TASK PROMPT - Write the listing below out again exactly, dropping the images.

(Extracted records)
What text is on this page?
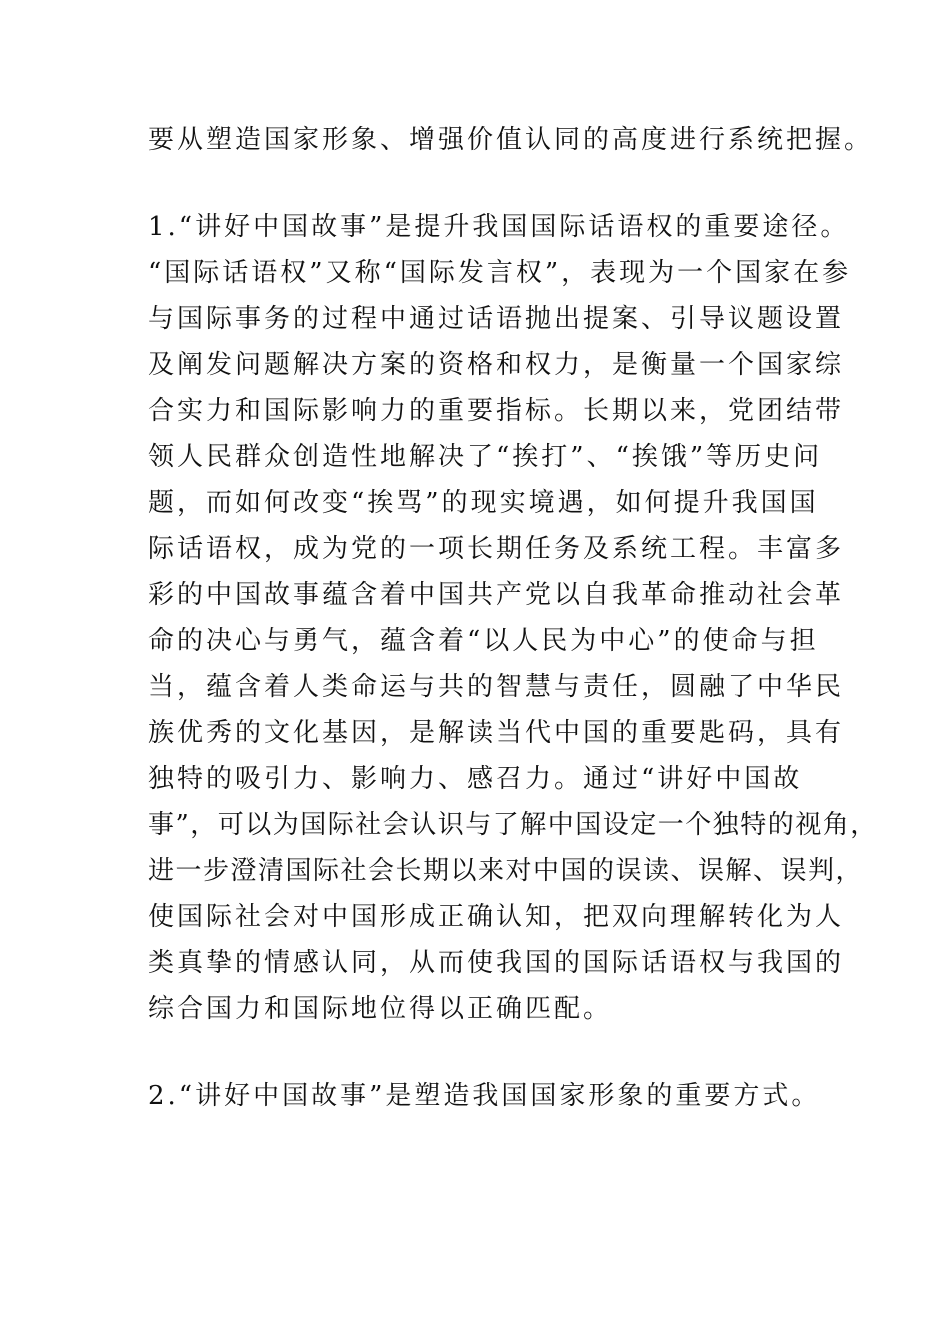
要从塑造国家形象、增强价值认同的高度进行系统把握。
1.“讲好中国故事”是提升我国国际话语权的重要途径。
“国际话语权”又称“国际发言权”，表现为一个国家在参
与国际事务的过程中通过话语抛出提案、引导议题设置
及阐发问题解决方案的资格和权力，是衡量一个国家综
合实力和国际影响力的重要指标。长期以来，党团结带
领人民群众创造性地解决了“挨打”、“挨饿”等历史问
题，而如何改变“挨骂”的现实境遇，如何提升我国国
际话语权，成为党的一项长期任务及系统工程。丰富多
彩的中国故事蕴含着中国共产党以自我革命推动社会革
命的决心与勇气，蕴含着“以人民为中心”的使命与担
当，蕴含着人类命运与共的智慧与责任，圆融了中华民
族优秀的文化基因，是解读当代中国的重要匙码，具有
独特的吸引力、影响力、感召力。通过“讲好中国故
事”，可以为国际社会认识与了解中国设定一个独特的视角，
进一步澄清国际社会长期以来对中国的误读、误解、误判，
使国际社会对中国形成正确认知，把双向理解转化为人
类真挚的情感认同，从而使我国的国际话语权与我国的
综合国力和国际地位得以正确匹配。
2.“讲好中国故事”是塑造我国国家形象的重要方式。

FINISHED EXERCISE -
What text is on this page?
要从塑造国家形象、增强价值认同的高度进行系统把握。
1.“讲好中国故事”是提升我国国际话语权的重要途径。
“国际话语权”又称“国际发言权”，表现为一个国家在参
与国际事务的过程中通过话语抛出提案、引导议题设置
及阐发问题解决方案的资格和权力，是衡量一个国家综
合实力和国际影响力的重要指标。长期以来，党团结带
领人民群众创造性地解决了“挨打”、“挨饿”等历史问
题，而如何改变“挨骂”的现实境遇，如何提升我国国
际话语权，成为党的一项长期任务及系统工程。丰富多
彩的中国故事蕴含着中国共产党以自我革命推动社会革
命的决心与勇气，蕴含着“以人民为中心”的使命与担
当，蕴含着人类命运与共的智慧与责任，圆融了中华民
族优秀的文化基因，是解读当代中国的重要匙码，具有
独特的吸引力、影响力、感召力。通过“讲好中国故
事”，可以为国际社会认识与了解中国设定一个独特的视角，
进一步澄清国际社会长期以来对中国的误读、误解、误判，
使国际社会对中国形成正确认知，把双向理解转化为人
类真挚的情感认同，从而使我国的国际话语权与我国的
综合国力和国际地位得以正确匹配。
2.“讲好中国故事”是塑造我国国家形象的重要方式。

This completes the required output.